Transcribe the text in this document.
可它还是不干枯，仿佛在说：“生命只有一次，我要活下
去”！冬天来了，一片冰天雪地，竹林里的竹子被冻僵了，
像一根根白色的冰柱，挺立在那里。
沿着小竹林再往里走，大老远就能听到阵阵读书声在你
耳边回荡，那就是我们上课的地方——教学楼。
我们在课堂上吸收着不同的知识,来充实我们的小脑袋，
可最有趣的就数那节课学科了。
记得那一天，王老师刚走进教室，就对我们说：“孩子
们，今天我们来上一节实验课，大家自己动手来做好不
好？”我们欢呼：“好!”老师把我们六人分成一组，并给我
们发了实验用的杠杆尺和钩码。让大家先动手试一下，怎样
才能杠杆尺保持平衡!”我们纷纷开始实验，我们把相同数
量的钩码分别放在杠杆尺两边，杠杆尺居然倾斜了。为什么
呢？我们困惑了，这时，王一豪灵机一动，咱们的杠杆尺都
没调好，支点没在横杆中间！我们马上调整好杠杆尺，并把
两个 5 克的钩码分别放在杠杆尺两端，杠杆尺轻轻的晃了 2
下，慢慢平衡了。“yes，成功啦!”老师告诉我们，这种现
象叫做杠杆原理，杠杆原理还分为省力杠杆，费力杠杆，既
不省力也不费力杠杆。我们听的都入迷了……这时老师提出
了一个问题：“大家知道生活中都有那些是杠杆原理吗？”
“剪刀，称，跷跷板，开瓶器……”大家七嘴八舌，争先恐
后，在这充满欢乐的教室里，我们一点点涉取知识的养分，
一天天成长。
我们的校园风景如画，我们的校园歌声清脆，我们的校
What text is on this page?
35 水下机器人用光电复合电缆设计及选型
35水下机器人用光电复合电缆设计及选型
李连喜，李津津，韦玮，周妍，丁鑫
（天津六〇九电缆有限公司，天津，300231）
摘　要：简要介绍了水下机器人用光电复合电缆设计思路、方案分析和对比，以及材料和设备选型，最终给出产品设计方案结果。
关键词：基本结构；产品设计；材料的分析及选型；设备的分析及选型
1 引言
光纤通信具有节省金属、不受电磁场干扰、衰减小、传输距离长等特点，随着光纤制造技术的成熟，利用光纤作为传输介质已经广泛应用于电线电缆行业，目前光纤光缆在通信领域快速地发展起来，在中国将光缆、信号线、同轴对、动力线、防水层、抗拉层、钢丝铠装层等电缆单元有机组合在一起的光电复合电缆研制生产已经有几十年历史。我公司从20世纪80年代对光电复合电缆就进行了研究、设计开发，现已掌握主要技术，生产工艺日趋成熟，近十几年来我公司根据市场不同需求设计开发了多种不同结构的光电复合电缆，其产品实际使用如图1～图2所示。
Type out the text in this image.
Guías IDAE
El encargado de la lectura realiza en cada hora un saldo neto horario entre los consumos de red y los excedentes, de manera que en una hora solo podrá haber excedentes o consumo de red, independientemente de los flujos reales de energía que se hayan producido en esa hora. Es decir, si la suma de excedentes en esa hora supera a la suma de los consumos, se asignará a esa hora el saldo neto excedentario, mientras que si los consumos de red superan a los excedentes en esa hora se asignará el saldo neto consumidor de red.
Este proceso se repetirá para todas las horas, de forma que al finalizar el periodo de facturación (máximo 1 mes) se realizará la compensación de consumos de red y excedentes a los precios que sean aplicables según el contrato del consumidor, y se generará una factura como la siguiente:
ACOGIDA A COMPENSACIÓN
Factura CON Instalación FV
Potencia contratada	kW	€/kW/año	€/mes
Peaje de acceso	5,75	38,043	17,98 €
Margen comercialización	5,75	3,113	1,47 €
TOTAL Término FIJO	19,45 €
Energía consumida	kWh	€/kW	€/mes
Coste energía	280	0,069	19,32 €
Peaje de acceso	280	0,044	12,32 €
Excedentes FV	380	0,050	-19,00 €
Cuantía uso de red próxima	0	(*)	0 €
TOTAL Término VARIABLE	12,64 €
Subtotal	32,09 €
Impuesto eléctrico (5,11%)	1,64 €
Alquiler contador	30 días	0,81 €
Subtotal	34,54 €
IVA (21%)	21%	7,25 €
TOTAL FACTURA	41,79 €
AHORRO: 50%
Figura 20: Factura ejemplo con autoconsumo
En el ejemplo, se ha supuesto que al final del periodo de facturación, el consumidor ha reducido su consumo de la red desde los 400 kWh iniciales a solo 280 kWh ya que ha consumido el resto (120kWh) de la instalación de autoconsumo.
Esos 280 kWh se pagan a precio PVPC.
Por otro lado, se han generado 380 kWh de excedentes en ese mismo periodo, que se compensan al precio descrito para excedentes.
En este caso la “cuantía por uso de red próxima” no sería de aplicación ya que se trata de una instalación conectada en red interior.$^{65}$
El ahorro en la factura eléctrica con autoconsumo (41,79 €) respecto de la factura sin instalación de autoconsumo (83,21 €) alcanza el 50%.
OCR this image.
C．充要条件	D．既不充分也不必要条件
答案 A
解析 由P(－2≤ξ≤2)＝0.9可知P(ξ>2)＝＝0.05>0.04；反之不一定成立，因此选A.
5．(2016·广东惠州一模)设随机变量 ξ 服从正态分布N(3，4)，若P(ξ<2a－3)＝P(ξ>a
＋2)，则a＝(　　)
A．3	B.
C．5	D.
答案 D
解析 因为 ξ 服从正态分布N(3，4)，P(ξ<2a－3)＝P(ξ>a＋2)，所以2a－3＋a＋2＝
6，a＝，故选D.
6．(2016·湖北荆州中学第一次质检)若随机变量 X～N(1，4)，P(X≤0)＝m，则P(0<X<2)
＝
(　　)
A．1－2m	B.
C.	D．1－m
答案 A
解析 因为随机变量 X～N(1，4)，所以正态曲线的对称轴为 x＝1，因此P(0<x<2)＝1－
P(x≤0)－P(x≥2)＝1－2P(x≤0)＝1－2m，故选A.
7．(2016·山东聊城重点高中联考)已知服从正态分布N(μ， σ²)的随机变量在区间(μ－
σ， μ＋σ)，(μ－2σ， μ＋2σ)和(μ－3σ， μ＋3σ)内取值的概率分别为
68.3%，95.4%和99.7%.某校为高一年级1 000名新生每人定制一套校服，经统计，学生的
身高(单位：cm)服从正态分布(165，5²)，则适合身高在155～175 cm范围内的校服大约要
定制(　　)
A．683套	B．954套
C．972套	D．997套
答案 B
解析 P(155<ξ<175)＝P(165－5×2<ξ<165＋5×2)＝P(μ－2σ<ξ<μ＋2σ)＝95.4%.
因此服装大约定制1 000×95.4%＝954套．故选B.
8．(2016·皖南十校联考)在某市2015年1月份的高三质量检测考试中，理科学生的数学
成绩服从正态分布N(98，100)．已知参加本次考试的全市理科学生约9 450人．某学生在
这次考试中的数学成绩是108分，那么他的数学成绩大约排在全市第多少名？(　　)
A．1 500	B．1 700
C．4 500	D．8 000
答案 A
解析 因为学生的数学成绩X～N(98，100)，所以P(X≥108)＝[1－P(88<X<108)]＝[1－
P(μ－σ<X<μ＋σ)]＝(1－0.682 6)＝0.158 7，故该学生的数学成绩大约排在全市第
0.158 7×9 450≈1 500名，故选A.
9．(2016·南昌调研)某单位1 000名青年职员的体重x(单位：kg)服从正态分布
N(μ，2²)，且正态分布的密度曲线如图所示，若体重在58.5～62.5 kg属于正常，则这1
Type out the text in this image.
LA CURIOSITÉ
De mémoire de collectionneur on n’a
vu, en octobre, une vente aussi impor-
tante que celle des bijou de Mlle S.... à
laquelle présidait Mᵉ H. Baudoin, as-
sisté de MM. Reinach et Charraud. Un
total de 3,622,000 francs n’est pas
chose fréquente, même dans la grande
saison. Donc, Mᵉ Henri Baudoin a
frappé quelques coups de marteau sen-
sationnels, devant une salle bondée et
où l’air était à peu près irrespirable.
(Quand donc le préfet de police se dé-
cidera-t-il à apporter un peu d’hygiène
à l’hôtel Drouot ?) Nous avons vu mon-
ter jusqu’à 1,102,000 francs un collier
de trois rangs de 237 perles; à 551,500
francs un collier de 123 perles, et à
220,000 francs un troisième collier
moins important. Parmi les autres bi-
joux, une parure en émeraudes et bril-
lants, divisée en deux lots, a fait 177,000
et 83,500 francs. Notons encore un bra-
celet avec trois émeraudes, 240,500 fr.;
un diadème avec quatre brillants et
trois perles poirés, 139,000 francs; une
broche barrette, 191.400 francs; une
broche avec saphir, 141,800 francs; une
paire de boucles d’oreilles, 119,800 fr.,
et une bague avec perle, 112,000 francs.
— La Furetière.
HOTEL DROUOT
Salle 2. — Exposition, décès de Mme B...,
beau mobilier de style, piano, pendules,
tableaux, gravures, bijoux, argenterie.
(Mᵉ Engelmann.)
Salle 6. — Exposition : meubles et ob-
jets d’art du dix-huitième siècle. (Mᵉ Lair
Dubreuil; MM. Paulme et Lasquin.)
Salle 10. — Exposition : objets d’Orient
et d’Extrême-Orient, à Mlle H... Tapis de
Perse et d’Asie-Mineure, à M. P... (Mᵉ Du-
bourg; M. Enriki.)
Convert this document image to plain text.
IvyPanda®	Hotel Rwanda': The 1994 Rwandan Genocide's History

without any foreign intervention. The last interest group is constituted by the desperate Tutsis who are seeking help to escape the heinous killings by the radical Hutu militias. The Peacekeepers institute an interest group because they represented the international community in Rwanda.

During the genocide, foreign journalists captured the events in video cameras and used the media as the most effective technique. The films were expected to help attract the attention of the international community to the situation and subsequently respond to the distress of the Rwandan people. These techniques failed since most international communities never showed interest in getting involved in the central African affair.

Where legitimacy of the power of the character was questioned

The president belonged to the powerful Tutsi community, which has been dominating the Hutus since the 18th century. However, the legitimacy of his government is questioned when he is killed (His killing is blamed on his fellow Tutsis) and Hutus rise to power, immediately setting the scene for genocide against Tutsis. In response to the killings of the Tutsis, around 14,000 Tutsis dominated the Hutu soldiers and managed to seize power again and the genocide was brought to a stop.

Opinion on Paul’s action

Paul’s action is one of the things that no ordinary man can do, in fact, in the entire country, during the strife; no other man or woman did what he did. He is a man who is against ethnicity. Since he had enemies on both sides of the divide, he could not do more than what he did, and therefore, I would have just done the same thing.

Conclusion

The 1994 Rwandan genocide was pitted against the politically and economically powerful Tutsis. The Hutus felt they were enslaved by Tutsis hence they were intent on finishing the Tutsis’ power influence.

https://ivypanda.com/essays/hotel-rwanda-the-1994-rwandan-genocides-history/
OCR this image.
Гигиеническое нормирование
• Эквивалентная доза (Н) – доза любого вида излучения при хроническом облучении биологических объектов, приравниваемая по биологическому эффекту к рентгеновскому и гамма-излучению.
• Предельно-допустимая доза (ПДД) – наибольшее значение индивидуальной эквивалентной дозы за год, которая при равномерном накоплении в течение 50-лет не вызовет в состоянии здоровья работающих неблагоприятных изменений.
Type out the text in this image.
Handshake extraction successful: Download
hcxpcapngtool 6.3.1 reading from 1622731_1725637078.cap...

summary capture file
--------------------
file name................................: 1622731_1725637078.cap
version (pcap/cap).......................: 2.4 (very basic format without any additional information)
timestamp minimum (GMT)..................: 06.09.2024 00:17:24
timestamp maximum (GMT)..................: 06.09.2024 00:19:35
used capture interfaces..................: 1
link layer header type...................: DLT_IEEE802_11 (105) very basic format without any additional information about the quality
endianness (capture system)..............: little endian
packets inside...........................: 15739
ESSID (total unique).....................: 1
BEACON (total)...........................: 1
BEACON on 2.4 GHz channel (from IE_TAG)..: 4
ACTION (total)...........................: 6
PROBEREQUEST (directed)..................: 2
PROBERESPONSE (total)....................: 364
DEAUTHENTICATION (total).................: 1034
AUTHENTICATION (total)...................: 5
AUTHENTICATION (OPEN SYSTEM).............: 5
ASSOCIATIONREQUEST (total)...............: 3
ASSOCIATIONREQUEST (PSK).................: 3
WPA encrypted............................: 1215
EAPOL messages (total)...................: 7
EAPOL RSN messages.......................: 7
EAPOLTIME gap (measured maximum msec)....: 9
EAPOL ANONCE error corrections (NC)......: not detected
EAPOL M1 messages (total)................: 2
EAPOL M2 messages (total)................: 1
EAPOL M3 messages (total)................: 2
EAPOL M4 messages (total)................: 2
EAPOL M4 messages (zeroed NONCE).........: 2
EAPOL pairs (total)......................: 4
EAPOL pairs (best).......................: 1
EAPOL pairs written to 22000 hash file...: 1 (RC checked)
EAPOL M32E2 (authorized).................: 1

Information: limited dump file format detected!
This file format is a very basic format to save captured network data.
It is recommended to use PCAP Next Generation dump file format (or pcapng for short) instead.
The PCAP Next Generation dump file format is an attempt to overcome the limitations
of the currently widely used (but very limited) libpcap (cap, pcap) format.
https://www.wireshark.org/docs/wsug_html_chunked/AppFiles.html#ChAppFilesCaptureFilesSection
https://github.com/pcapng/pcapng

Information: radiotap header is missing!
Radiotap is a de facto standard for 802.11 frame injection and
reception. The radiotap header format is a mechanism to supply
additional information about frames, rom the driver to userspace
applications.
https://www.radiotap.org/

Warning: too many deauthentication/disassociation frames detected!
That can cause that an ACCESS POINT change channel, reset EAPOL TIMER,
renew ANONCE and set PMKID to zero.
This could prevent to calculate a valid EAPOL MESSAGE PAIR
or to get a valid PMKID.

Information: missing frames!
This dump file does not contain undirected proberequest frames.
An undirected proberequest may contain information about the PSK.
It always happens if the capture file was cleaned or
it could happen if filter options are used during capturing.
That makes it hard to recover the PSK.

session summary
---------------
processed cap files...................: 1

Written problem: Copy out each line of the records where the string "Mlle" appears.

Completed exercise:
tante que celle des bijou de Mlle S.... à
et d’Extrême-Orient, à Mlle H... Tapis de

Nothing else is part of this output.